_EXERCISE DIRECTIONS_.
Only the lines holding the string "structure" are needed. Copy each one.

_DATA EXCERPTS_.
<<<<
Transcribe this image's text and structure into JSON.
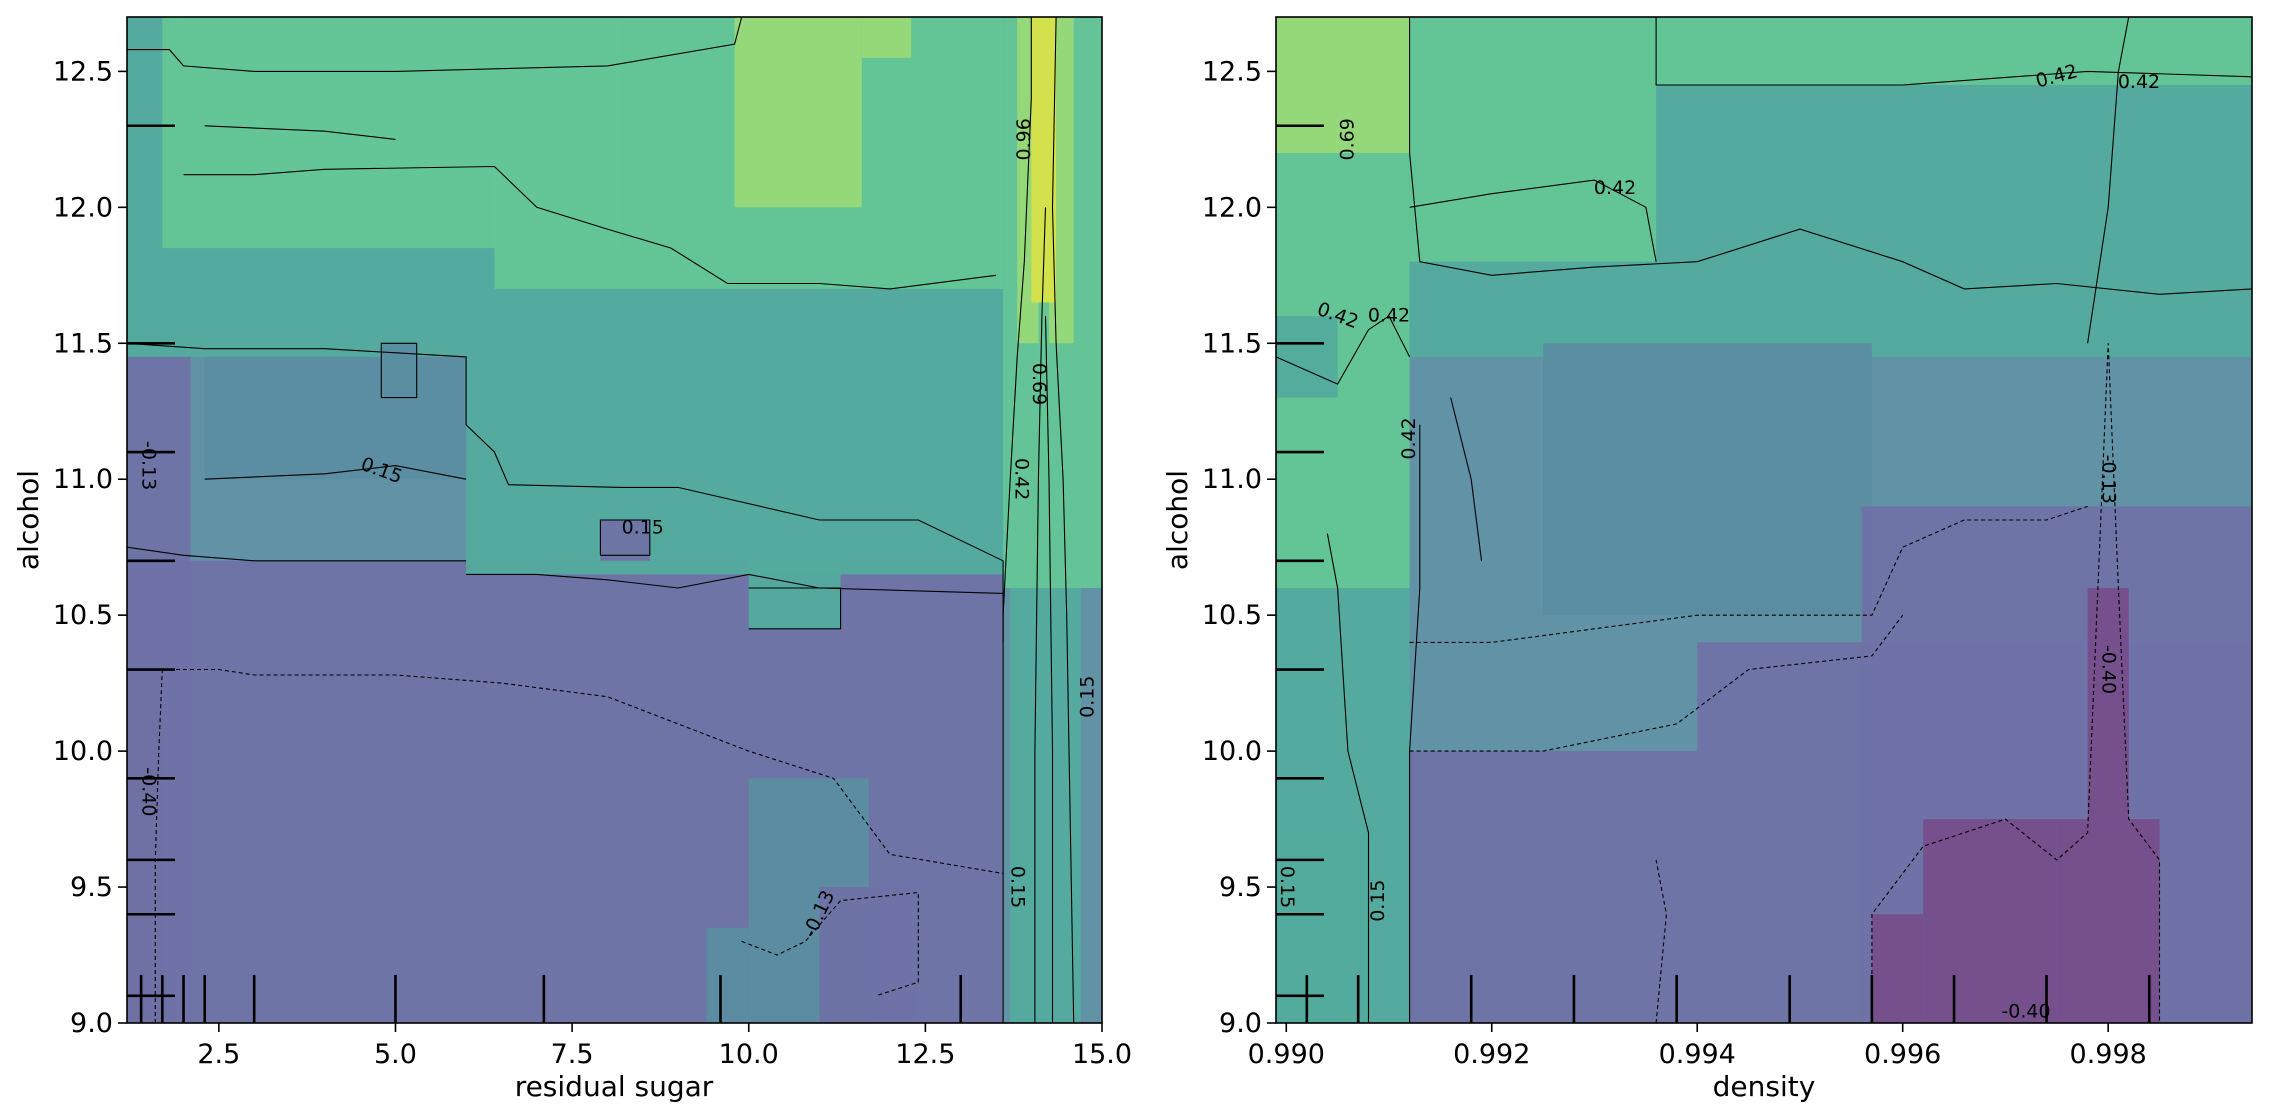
{
  "chart_data": [
    {
      "type": "heatmap",
      "xlabel": "residual sugar",
      "ylabel": "alcohol",
      "xlim": [
        1.2,
        15.0
      ],
      "ylim": [
        9.0,
        12.7
      ],
      "xticks": [
        2.5,
        5.0,
        7.5,
        10.0,
        12.5,
        15.0
      ],
      "xtick_labels": [
        "2.5",
        "5.0",
        "7.5",
        "10.0",
        "12.5",
        "15.0"
      ],
      "yticks": [
        9.0,
        9.5,
        10.0,
        10.5,
        11.0,
        11.5,
        12.0,
        12.5
      ],
      "ytick_labels": [
        "9.0",
        "9.5",
        "10.0",
        "10.5",
        "11.0",
        "11.5",
        "12.0",
        "12.5"
      ],
      "contour_levels": [
        -0.4,
        -0.13,
        0.15,
        0.42,
        0.69,
        0.96
      ],
      "x_deciles": [
        1.4,
        1.7,
        2.0,
        2.3,
        3.0,
        5.0,
        7.1,
        9.6,
        13.0
      ],
      "y_deciles": [
        9.1,
        9.4,
        9.6,
        9.9,
        10.3,
        10.7,
        11.1,
        11.5,
        12.3
      ],
      "contour_labels": [
        {
          "text": "0.96",
          "x": 13.9,
          "y": 12.25,
          "angle": -90
        },
        {
          "text": "0.69",
          "x": 14.1,
          "y": 11.35,
          "angle": 90
        },
        {
          "text": "0.42",
          "x": 13.85,
          "y": 11.0,
          "angle": 90
        },
        {
          "text": "0.15",
          "x": 14.8,
          "y": 10.2,
          "angle": -90
        },
        {
          "text": "0.15",
          "x": 13.8,
          "y": 9.5,
          "angle": 90
        },
        {
          "text": "0.15",
          "x": 4.8,
          "y": 11.03,
          "angle": 20
        },
        {
          "text": "0.15",
          "x": 8.5,
          "y": 10.82,
          "angle": 0
        },
        {
          "text": "-0.13",
          "x": 1.5,
          "y": 11.05,
          "angle": 90
        },
        {
          "text": "-0.13",
          "x": 11.0,
          "y": 9.4,
          "angle": -65
        },
        {
          "text": "-0.40",
          "x": 1.5,
          "y": 9.85,
          "angle": 90
        }
      ]
    },
    {
      "type": "heatmap",
      "xlabel": "density",
      "ylabel": "alcohol",
      "xlim": [
        0.9899,
        0.9994
      ],
      "ylim": [
        9.0,
        12.7
      ],
      "xticks": [
        0.99,
        0.992,
        0.994,
        0.996,
        0.998
      ],
      "xtick_labels": [
        "0.990",
        "0.992",
        "0.994",
        "0.996",
        "0.998"
      ],
      "yticks": [
        9.0,
        9.5,
        10.0,
        10.5,
        11.0,
        11.5,
        12.0,
        12.5
      ],
      "ytick_labels": [
        "9.0",
        "9.5",
        "10.0",
        "10.5",
        "11.0",
        "11.5",
        "12.0",
        "12.5"
      ],
      "contour_levels": [
        -0.4,
        -0.13,
        0.15,
        0.42,
        0.69
      ],
      "x_deciles": [
        0.9902,
        0.9907,
        0.9918,
        0.9928,
        0.9938,
        0.9949,
        0.9957,
        0.9965,
        0.9974,
        0.9984
      ],
      "y_deciles": [
        9.1,
        9.4,
        9.6,
        9.9,
        10.3,
        10.7,
        11.1,
        11.5,
        12.3
      ],
      "contour_labels": [
        {
          "text": "0.69",
          "x": 0.9906,
          "y": 12.25,
          "angle": -90
        },
        {
          "text": "0.42",
          "x": 0.9932,
          "y": 12.07,
          "angle": 0
        },
        {
          "text": "0.42",
          "x": 0.9975,
          "y": 12.48,
          "angle": -15
        },
        {
          "text": "0.42",
          "x": 0.9983,
          "y": 12.46,
          "angle": 0
        },
        {
          "text": "0.42",
          "x": 0.9905,
          "y": 11.6,
          "angle": 20
        },
        {
          "text": "0.42",
          "x": 0.991,
          "y": 11.6,
          "angle": 0
        },
        {
          "text": "0.42",
          "x": 0.9912,
          "y": 11.15,
          "angle": -90
        },
        {
          "text": "-0.13",
          "x": 0.998,
          "y": 11.0,
          "angle": 90
        },
        {
          "text": "-0.40",
          "x": 0.998,
          "y": 10.3,
          "angle": 90
        },
        {
          "text": "0.15",
          "x": 0.9909,
          "y": 9.45,
          "angle": -90
        },
        {
          "text": "0.15",
          "x": 0.99,
          "y": 9.5,
          "angle": 90
        },
        {
          "text": "-0.40",
          "x": 0.9972,
          "y": 9.04,
          "angle": 0
        }
      ]
    }
  ],
  "colors": {
    "lvl_n040": "#774e8b",
    "lvl_n013": "#6e73a6",
    "lvl_015": "#5b8ea1",
    "lvl_042": "#53ab9d",
    "lvl_069": "#64c696",
    "lvl_096": "#97d979",
    "lvl_top": "#d4e14a"
  }
}
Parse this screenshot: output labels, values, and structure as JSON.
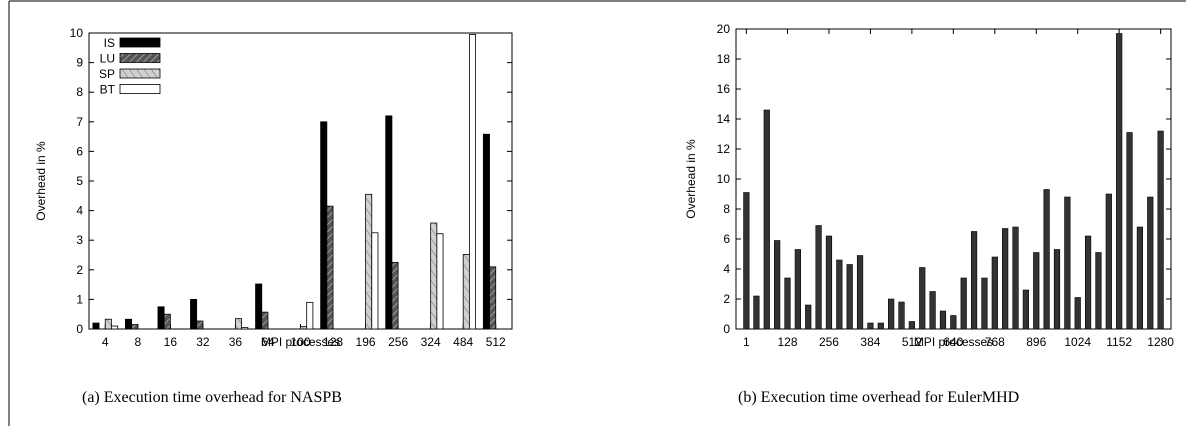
{
  "captions": {
    "a": "(a)  Execution time overhead for NASPB",
    "b": "(b)  Execution time overhead for EulerMHD"
  },
  "chart_data": [
    {
      "type": "bar",
      "title": "",
      "xlabel": "MPI processes",
      "ylabel": "Overhead in %",
      "ylim": [
        0,
        10
      ],
      "yticks": [
        0,
        1,
        2,
        3,
        4,
        5,
        6,
        7,
        8,
        9,
        10
      ],
      "legend_position": "top-left",
      "grid": false,
      "categories": [
        "4",
        "8",
        "16",
        "32",
        "36",
        "64",
        "100",
        "128",
        "196",
        "256",
        "324",
        "484",
        "512"
      ],
      "series": [
        {
          "name": "IS",
          "color": "#000000",
          "pattern": "solid",
          "values": [
            0.2,
            0.33,
            0.75,
            1.0,
            null,
            1.52,
            null,
            7.0,
            null,
            7.2,
            null,
            null,
            6.58
          ]
        },
        {
          "name": "LU",
          "color": "#555555",
          "pattern": "hatch-dark",
          "values": [
            null,
            0.15,
            0.5,
            0.27,
            null,
            0.57,
            null,
            4.15,
            null,
            2.25,
            null,
            null,
            2.1
          ]
        },
        {
          "name": "SP",
          "color": "#c8c8c8",
          "pattern": "hatch-light",
          "values": [
            0.33,
            null,
            null,
            null,
            0.35,
            null,
            0.08,
            null,
            4.55,
            null,
            3.58,
            2.52,
            null
          ]
        },
        {
          "name": "BT",
          "color": "#ffffff",
          "pattern": "hollow",
          "values": [
            0.1,
            null,
            null,
            null,
            0.05,
            null,
            0.9,
            null,
            3.25,
            null,
            3.22,
            9.95,
            null
          ]
        }
      ]
    },
    {
      "type": "bar",
      "title": "",
      "xlabel": "MPI processes",
      "ylabel": "Overhead in %",
      "ylim": [
        0,
        20
      ],
      "yticks": [
        0,
        2,
        4,
        6,
        8,
        10,
        12,
        14,
        16,
        18,
        20
      ],
      "xticks": [
        1,
        128,
        256,
        384,
        512,
        640,
        768,
        896,
        1024,
        1152,
        1280
      ],
      "xlim": [
        -31,
        1312
      ],
      "bar_color": "#333333",
      "grid": false,
      "x": [
        1,
        32,
        64,
        96,
        128,
        160,
        192,
        224,
        256,
        288,
        320,
        352,
        384,
        416,
        448,
        480,
        512,
        544,
        576,
        608,
        640,
        672,
        704,
        736,
        768,
        800,
        832,
        864,
        896,
        928,
        960,
        992,
        1024,
        1056,
        1088,
        1120,
        1152,
        1184,
        1216,
        1248,
        1280
      ],
      "values": [
        9.1,
        2.2,
        14.6,
        5.9,
        3.4,
        5.3,
        1.6,
        6.9,
        6.2,
        4.6,
        4.3,
        4.9,
        0.4,
        0.4,
        2.0,
        1.8,
        0.5,
        4.1,
        2.5,
        1.2,
        0.9,
        3.4,
        6.5,
        3.4,
        4.8,
        6.7,
        6.8,
        2.6,
        5.1,
        9.3,
        5.3,
        8.8,
        2.1,
        6.2,
        5.1,
        9.0,
        19.7,
        13.1,
        6.8,
        8.8,
        13.2
      ]
    }
  ]
}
>>>>
_COMPLETED EXERCISE_.
Transcribe this image's text and structure into JSON.
Parse this screenshot: output labels, values, and structure as JSON.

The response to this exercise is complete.